**Stated goal:**
Reproduce each line that includes the word "samregion".

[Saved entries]
┌──

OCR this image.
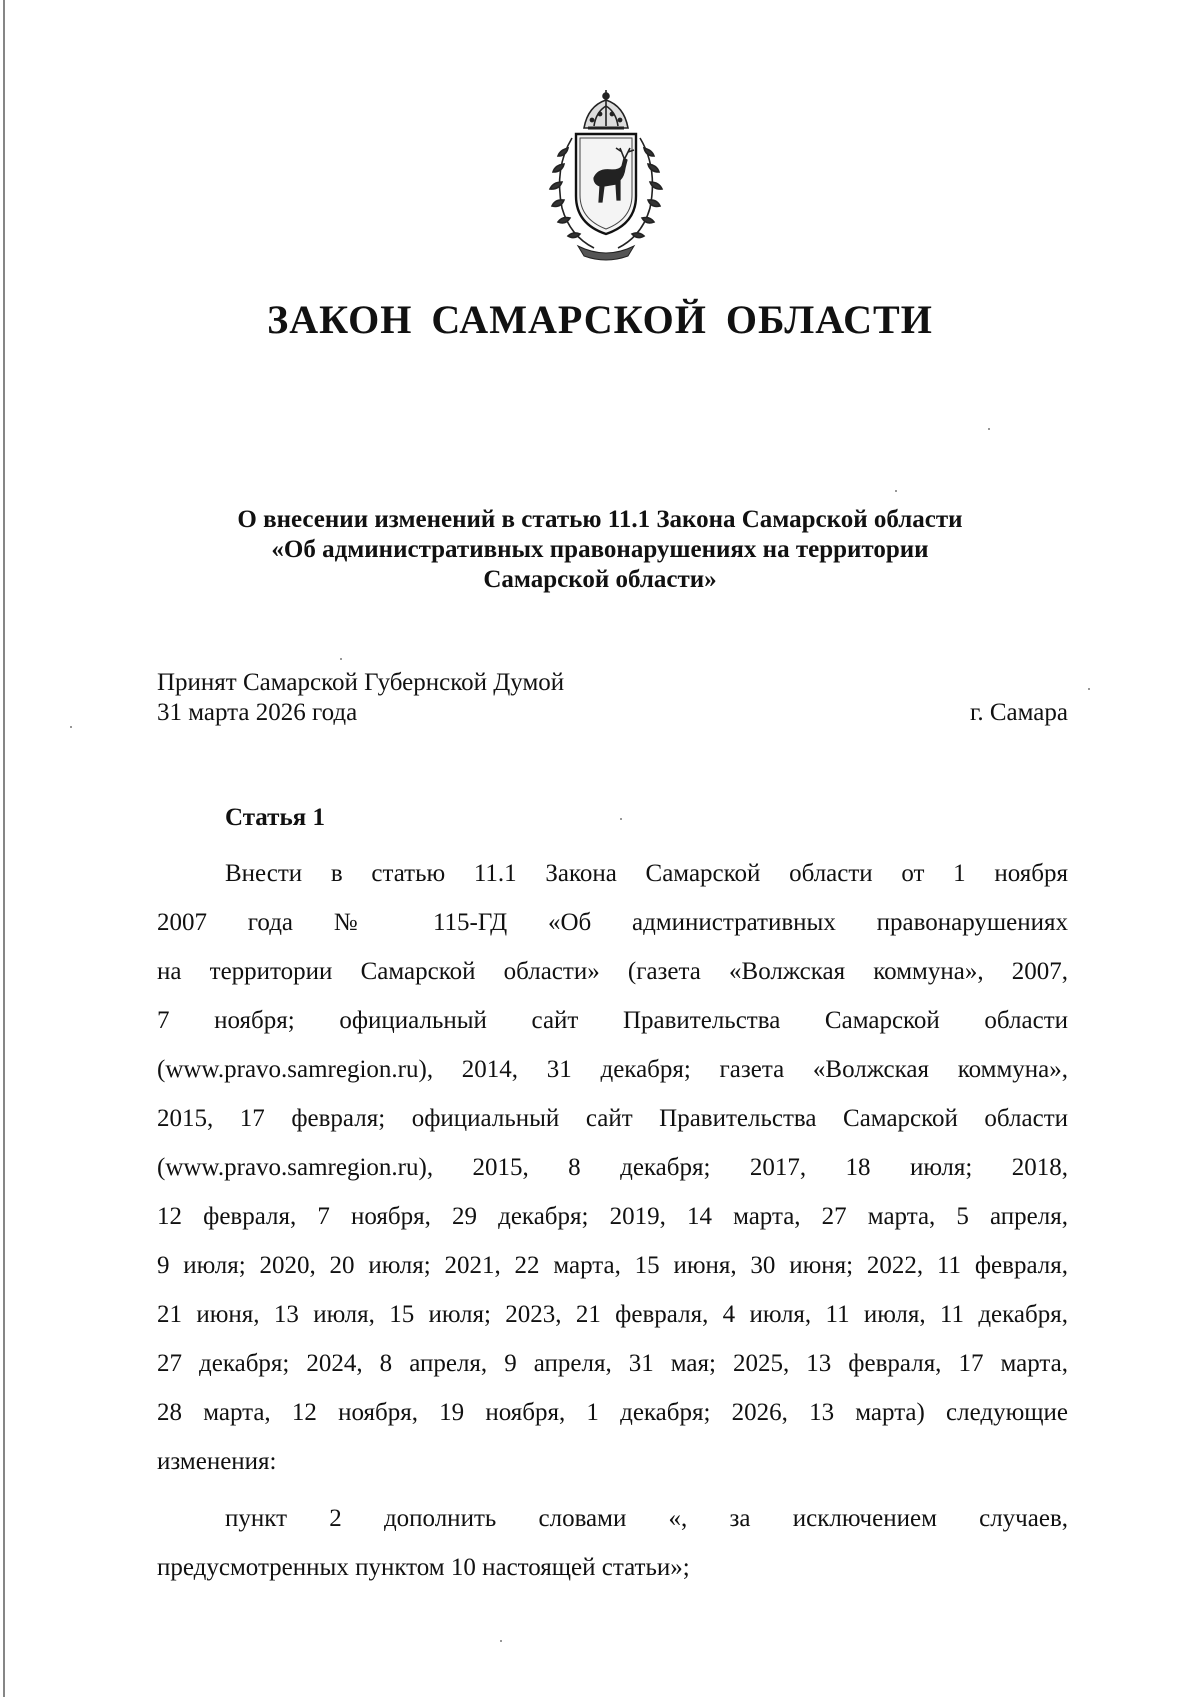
ЗАКОН САМАРСКОЙ ОБЛАСТИ
О внесении изменений в статью 11.1 Закона Самарской области
«Об административных правонарушениях на территории
Самарской области»
Принят Самарской Губернской Думой
31 марта 2026 года	г. Самара
Статья 1
Внести в статью 11.1 Закона Самарской области от 1 ноября
2007 года № 115-ГД «Об административных правонарушениях
на территории Самарской области» (газета «Волжская коммуна», 2007,
7 ноября; официальный сайт Правительства Самарской области
(www.pravo.samregion.ru), 2014, 31 декабря; газета «Волжская коммуна»,
2015, 17 февраля; официальный сайт Правительства Самарской области
(www.pravo.samregion.ru), 2015, 8 декабря; 2017, 18 июля; 2018,
12 февраля, 7 ноября, 29 декабря; 2019, 14 марта, 27 марта, 5 апреля,
9 июля; 2020, 20 июля; 2021, 22 марта, 15 июня, 30 июня; 2022, 11 февраля,
21 июня, 13 июля, 15 июля; 2023, 21 февраля, 4 июля, 11 июля, 11 декабря,
27 декабря; 2024, 8 апреля, 9 апреля, 31 мая; 2025, 13 февраля, 17 марта,
28 марта, 12 ноября, 19 ноября, 1 декабря; 2026, 13 марта) следующие
изменения:
пункт 2 дополнить словами «, за исключением случаев,
предусмотренных пунктом 10 настоящей статьи»;
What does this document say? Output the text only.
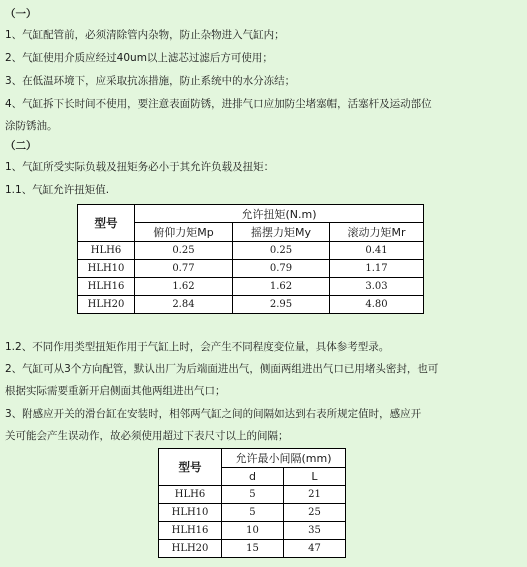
（一）
1、气缸配管前，必须清除管内杂物，防止杂物进入气缸内；
2、气缸使用介质应经过40um以上滤芯过滤后方可使用；
3、在低温环境下，应采取抗冻措施，防止系统中的水分冻结；
4、气缸拆下长时间不使用，要注意表面防锈，进排气口应加防尘堵塞帽，活塞杆及运动部位
涂防锈油。
（二）
1、气缸所受实际负载及扭矩务必小于其允许负载及扭矩：
1.1、气缸允许扭矩值.
型号	允许扭矩(N.m)		
	俯仰力矩Mp	摇摆力矩My	滚动力矩Mr
HLH6	0.25	0.25	0.41
HLH10	0.77	0.79	1.17
HLH16	1.62	1.62	3.03
HLH20	2.84	2.95	4.80
1.2、不同作用类型扭矩作用于气缸上时，会产生不同程度变位量，具体参考型录。
2、气缸可从3个方向配管，默认出厂为后端面进出气，侧面两组进出气口已用堵头密封，也可
根据实际需要重新开启侧面其他两组进出气口；
3、附感应开关的滑台缸在安装时，相邻两气缸之间的间隔如达到右表所规定值时，感应开
关可能会产生误动作，故必须使用超过下表尺寸以上的间隔；
型号	允许最小间隔(mm)	
	d	L
HLH6	5	21
HLH10	5	25
HLH16	10	35
HLH20	15	47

└──

**Answer:**
(www.pravo.samregion.ru), 2014, 31 декабря; газета «Волжская коммуна»,
(www.pravo.samregion.ru), 2015, 8 декабря; 2017, 18 июля; 2018,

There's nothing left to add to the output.